Task requirements - Reproduce each line exactly. Skip none.
═══ Data ═══
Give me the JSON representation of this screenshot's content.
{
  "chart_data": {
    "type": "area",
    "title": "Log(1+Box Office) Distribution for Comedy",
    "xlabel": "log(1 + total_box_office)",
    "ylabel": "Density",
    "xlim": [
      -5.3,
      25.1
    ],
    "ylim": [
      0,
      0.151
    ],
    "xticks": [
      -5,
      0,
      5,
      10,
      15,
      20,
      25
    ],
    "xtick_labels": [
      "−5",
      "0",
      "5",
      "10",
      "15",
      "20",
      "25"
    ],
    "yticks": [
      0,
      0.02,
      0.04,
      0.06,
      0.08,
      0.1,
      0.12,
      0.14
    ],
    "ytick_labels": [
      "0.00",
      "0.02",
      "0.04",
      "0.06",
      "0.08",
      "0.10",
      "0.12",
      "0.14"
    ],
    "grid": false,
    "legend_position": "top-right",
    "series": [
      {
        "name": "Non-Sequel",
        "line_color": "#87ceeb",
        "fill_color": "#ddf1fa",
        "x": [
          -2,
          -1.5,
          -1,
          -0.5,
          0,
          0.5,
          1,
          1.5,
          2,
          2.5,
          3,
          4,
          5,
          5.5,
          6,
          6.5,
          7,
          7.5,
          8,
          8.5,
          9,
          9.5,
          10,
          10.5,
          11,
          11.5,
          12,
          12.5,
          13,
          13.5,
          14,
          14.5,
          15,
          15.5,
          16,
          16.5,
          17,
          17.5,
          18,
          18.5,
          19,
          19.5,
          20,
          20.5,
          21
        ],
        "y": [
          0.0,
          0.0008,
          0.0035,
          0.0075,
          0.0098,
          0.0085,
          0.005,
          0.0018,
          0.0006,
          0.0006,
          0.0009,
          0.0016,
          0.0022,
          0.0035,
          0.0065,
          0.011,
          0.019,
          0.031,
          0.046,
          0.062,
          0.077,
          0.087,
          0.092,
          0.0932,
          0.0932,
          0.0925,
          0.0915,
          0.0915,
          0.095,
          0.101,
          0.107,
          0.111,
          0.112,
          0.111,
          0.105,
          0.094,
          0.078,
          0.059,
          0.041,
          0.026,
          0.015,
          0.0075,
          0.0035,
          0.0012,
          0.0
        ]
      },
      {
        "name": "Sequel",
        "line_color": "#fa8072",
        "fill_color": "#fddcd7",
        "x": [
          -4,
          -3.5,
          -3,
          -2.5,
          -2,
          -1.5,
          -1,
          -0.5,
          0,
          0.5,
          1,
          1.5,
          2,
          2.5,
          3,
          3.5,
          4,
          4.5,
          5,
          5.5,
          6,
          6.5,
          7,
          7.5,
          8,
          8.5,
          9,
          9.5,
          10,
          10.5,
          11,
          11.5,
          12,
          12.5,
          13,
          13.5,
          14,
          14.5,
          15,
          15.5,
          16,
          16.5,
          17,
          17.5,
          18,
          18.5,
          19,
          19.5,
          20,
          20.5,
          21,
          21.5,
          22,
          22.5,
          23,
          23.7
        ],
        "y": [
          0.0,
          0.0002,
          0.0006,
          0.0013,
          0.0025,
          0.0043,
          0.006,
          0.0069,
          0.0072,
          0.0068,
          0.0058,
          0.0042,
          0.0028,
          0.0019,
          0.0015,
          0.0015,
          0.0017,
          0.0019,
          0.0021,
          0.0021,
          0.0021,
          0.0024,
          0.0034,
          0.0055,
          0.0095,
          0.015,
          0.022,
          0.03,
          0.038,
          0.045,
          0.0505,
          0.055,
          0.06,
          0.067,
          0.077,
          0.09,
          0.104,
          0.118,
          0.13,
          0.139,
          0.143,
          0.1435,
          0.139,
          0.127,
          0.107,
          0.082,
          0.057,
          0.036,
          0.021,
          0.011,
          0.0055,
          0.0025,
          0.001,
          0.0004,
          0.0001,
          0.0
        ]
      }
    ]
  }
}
═══
Answer in full -
Give me the JSON representation of this screenshot's content.
{
  "chart_data": {
    "type": "area",
    "title": "Log(1+Box Office) Distribution for Comedy",
    "xlabel": "log(1 + total_box_office)",
    "ylabel": "Density",
    "xlim": [
      -5.3,
      25.1
    ],
    "ylim": [
      0,
      0.151
    ],
    "xticks": [
      -5,
      0,
      5,
      10,
      15,
      20,
      25
    ],
    "xtick_labels": [
      "−5",
      "0",
      "5",
      "10",
      "15",
      "20",
      "25"
    ],
    "yticks": [
      0,
      0.02,
      0.04,
      0.06,
      0.08,
      0.1,
      0.12,
      0.14
    ],
    "ytick_labels": [
      "0.00",
      "0.02",
      "0.04",
      "0.06",
      "0.08",
      "0.10",
      "0.12",
      "0.14"
    ],
    "grid": false,
    "legend_position": "top-right",
    "series": [
      {
        "name": "Non-Sequel",
        "line_color": "#87ceeb",
        "fill_color": "#ddf1fa",
        "x": [
          -2,
          -1.5,
          -1,
          -0.5,
          0,
          0.5,
          1,
          1.5,
          2,
          2.5,
          3,
          4,
          5,
          5.5,
          6,
          6.5,
          7,
          7.5,
          8,
          8.5,
          9,
          9.5,
          10,
          10.5,
          11,
          11.5,
          12,
          12.5,
          13,
          13.5,
          14,
          14.5,
          15,
          15.5,
          16,
          16.5,
          17,
          17.5,
          18,
          18.5,
          19,
          19.5,
          20,
          20.5,
          21
        ],
        "y": [
          0.0,
          0.0008,
          0.0035,
          0.0075,
          0.0098,
          0.0085,
          0.005,
          0.0018,
          0.0006,
          0.0006,
          0.0009,
          0.0016,
          0.0022,
          0.0035,
          0.0065,
          0.011,
          0.019,
          0.031,
          0.046,
          0.062,
          0.077,
          0.087,
          0.092,
          0.0932,
          0.0932,
          0.0925,
          0.0915,
          0.0915,
          0.095,
          0.101,
          0.107,
          0.111,
          0.112,
          0.111,
          0.105,
          0.094,
          0.078,
          0.059,
          0.041,
          0.026,
          0.015,
          0.0075,
          0.0035,
          0.0012,
          0.0
        ]
      },
      {
        "name": "Sequel",
        "line_color": "#fa8072",
        "fill_color": "#fddcd7",
        "x": [
          -4,
          -3.5,
          -3,
          -2.5,
          -2,
          -1.5,
          -1,
          -0.5,
          0,
          0.5,
          1,
          1.5,
          2,
          2.5,
          3,
          3.5,
          4,
          4.5,
          5,
          5.5,
          6,
          6.5,
          7,
          7.5,
          8,
          8.5,
          9,
          9.5,
          10,
          10.5,
          11,
          11.5,
          12,
          12.5,
          13,
          13.5,
          14,
          14.5,
          15,
          15.5,
          16,
          16.5,
          17,
          17.5,
          18,
          18.5,
          19,
          19.5,
          20,
          20.5,
          21,
          21.5,
          22,
          22.5,
          23,
          23.7
        ],
        "y": [
          0.0,
          0.0002,
          0.0006,
          0.0013,
          0.0025,
          0.0043,
          0.006,
          0.0069,
          0.0072,
          0.0068,
          0.0058,
          0.0042,
          0.0028,
          0.0019,
          0.0015,
          0.0015,
          0.0017,
          0.0019,
          0.0021,
          0.0021,
          0.0021,
          0.0024,
          0.0034,
          0.0055,
          0.0095,
          0.015,
          0.022,
          0.03,
          0.038,
          0.045,
          0.0505,
          0.055,
          0.06,
          0.067,
          0.077,
          0.09,
          0.104,
          0.118,
          0.13,
          0.139,
          0.143,
          0.1435,
          0.139,
          0.127,
          0.107,
          0.082,
          0.057,
          0.036,
          0.021,
          0.011,
          0.0055,
          0.0025,
          0.001,
          0.0004,
          0.0001,
          0.0
        ]
      }
    ]
  }
}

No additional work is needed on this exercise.